MATERIAL FOR THIS TASK =
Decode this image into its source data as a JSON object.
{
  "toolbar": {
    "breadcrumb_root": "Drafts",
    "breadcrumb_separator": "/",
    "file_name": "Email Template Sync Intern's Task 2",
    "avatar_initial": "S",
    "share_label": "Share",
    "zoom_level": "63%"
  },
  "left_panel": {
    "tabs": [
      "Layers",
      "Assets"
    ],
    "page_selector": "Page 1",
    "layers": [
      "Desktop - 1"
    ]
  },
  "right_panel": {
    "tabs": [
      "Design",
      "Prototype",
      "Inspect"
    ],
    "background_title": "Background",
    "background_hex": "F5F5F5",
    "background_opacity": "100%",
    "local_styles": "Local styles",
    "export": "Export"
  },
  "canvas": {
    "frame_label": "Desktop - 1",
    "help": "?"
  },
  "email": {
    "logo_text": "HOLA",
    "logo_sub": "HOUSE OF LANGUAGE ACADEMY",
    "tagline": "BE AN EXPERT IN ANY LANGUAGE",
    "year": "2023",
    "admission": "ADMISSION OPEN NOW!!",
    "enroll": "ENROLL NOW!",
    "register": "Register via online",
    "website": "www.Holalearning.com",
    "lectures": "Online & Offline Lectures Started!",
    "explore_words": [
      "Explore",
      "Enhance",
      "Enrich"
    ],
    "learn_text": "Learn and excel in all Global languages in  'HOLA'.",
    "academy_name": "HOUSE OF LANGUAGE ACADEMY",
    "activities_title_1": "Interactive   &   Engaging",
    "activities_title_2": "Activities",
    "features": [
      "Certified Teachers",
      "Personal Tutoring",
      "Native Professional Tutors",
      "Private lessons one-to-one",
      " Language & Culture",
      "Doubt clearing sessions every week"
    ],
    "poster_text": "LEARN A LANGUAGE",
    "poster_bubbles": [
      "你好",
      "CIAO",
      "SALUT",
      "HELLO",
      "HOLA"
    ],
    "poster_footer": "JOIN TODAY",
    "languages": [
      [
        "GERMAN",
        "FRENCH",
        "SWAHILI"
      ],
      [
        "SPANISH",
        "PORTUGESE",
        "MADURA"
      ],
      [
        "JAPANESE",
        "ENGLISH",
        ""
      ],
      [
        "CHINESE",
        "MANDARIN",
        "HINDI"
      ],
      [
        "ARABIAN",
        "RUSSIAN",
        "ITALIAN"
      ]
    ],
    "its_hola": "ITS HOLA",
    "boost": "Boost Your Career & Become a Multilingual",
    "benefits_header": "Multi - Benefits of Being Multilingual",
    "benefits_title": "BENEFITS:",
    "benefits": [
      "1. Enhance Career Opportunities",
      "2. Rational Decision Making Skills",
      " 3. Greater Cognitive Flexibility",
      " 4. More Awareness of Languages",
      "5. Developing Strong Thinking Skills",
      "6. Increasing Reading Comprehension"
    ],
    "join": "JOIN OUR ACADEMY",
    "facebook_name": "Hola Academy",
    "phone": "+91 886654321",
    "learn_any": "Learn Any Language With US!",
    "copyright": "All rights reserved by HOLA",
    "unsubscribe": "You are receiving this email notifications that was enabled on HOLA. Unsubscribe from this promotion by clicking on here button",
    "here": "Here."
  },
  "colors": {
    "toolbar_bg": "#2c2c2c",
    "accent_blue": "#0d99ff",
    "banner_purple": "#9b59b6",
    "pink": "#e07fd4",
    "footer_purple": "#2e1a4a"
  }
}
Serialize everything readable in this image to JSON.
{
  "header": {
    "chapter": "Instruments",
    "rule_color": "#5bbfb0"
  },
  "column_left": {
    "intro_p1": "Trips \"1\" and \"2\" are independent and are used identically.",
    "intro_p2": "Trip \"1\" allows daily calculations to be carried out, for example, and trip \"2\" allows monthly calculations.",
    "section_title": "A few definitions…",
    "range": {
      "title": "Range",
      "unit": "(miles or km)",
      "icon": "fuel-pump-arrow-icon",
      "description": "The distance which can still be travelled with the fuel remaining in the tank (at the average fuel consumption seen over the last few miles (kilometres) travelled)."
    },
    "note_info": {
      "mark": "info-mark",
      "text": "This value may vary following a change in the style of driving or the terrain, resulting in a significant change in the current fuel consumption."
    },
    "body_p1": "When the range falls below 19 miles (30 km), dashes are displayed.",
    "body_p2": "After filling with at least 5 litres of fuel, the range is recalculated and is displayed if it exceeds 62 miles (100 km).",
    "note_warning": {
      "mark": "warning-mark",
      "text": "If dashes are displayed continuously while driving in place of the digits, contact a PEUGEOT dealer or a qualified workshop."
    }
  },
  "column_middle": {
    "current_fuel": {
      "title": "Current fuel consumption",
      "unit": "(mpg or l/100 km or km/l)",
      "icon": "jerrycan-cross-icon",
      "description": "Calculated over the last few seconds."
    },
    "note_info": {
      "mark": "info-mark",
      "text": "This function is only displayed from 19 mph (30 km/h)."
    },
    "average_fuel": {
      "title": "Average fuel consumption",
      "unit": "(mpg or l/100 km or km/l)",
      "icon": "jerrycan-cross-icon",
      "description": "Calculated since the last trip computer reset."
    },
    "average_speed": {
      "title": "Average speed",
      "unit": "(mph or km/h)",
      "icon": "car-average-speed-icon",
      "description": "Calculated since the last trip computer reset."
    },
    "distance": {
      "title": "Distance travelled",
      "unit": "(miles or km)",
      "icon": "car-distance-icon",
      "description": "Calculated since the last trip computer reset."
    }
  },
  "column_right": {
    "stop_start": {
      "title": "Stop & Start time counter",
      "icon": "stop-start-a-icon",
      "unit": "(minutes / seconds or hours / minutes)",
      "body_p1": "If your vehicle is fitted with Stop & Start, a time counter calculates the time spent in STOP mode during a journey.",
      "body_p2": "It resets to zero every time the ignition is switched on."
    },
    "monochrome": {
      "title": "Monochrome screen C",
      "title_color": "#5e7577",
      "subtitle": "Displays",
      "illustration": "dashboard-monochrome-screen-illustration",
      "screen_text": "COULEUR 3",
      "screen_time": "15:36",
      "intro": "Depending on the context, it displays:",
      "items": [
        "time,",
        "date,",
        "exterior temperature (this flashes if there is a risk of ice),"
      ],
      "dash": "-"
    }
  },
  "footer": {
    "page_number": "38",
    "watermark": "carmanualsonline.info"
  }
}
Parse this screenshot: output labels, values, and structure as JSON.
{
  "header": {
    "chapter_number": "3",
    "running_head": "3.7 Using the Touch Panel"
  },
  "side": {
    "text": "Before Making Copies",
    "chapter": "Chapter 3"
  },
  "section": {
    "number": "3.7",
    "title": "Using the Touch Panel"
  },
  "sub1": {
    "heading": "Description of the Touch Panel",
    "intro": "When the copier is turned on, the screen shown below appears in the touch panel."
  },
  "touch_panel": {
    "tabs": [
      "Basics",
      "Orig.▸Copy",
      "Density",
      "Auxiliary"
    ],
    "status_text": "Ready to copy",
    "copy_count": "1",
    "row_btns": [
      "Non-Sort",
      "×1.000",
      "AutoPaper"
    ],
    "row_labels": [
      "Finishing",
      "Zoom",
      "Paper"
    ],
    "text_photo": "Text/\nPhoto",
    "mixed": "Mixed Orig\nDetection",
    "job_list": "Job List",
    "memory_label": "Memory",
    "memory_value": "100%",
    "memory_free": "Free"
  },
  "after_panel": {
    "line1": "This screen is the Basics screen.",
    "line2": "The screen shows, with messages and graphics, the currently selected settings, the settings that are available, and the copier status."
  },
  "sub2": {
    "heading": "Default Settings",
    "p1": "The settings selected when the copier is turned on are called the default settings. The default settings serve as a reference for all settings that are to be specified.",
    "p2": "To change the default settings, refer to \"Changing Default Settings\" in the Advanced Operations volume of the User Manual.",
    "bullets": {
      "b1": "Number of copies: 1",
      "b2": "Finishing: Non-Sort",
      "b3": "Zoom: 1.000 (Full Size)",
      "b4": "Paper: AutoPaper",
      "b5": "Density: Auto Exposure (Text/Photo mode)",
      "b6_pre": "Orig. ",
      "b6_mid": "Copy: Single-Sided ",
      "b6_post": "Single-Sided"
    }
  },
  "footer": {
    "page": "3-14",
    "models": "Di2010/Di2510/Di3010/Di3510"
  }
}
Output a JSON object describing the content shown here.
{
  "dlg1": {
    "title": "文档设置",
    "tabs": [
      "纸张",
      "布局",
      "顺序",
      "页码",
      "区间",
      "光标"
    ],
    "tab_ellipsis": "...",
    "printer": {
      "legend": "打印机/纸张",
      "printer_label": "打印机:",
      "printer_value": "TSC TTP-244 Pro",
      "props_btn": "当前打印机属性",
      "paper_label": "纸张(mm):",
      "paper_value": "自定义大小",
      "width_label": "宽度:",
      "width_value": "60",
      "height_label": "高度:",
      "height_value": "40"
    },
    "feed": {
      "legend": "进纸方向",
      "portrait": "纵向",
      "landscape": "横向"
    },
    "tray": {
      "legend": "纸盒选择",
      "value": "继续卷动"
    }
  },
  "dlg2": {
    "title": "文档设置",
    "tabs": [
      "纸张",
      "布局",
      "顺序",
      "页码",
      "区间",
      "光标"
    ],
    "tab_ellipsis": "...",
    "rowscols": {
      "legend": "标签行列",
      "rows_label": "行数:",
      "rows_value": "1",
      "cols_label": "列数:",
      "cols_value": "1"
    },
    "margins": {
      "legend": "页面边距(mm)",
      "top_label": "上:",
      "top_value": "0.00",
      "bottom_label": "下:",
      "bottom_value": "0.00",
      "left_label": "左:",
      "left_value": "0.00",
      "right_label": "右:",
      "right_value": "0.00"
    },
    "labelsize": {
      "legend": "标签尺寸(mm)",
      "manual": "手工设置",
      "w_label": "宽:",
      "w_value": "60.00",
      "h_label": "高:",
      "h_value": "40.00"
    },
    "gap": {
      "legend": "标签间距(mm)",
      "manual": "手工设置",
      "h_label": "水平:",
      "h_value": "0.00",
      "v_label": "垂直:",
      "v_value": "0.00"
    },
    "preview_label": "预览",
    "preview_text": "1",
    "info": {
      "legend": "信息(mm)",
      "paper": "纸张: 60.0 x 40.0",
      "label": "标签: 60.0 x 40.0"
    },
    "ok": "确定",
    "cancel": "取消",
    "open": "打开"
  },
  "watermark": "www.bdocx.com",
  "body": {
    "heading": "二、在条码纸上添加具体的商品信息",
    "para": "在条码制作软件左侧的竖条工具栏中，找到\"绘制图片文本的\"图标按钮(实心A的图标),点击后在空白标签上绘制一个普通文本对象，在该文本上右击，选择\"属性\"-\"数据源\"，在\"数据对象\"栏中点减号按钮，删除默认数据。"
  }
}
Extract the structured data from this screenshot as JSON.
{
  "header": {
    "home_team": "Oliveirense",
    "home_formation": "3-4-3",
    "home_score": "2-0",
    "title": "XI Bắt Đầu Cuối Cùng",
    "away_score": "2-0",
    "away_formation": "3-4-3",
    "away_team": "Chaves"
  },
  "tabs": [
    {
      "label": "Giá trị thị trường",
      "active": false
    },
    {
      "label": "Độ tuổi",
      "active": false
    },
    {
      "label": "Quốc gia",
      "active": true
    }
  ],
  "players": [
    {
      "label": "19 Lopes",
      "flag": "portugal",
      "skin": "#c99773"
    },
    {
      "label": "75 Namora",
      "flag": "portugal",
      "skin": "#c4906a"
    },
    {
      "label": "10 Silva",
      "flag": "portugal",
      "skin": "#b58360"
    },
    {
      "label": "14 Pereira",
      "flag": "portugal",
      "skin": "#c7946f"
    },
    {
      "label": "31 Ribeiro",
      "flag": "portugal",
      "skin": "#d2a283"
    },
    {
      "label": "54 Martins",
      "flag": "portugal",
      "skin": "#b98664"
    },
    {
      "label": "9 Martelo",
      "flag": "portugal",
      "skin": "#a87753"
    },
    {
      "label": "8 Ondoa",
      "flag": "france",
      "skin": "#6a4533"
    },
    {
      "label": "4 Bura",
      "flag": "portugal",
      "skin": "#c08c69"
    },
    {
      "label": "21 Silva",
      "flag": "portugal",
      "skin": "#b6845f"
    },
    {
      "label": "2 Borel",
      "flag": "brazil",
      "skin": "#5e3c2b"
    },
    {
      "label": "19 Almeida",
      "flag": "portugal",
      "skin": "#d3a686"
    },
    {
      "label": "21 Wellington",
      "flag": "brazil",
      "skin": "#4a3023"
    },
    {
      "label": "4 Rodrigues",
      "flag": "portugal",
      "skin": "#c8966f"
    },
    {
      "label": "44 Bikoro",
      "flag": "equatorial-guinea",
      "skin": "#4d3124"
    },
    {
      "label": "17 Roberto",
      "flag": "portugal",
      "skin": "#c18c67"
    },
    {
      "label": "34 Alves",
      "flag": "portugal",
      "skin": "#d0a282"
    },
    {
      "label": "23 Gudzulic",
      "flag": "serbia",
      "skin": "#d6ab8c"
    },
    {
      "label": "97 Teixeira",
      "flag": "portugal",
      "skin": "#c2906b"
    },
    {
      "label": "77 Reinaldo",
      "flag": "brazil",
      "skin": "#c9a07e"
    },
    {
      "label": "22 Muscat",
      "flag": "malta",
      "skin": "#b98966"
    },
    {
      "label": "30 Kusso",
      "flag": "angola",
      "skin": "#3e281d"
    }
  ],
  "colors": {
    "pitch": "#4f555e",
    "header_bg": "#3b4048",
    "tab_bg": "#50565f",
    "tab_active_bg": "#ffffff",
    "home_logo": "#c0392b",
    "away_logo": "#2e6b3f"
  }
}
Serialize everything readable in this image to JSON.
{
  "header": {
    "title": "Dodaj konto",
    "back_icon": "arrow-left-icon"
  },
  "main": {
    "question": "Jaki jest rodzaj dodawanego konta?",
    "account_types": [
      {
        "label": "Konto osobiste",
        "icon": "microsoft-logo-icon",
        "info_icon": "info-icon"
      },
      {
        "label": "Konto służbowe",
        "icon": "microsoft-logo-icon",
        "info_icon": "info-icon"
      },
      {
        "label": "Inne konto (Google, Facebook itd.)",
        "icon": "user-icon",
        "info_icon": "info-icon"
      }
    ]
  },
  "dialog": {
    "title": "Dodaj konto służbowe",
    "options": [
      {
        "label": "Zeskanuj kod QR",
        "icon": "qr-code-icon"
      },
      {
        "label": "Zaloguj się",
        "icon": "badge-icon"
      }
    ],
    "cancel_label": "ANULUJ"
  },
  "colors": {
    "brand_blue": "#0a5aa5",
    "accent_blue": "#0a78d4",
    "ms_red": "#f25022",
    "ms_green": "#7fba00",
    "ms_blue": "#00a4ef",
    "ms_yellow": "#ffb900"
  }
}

INSTRUCTIONS FOR THE TASK =
Find how many lines in the listing hold "arrow", and reply with that number only.

RESPONSE =
2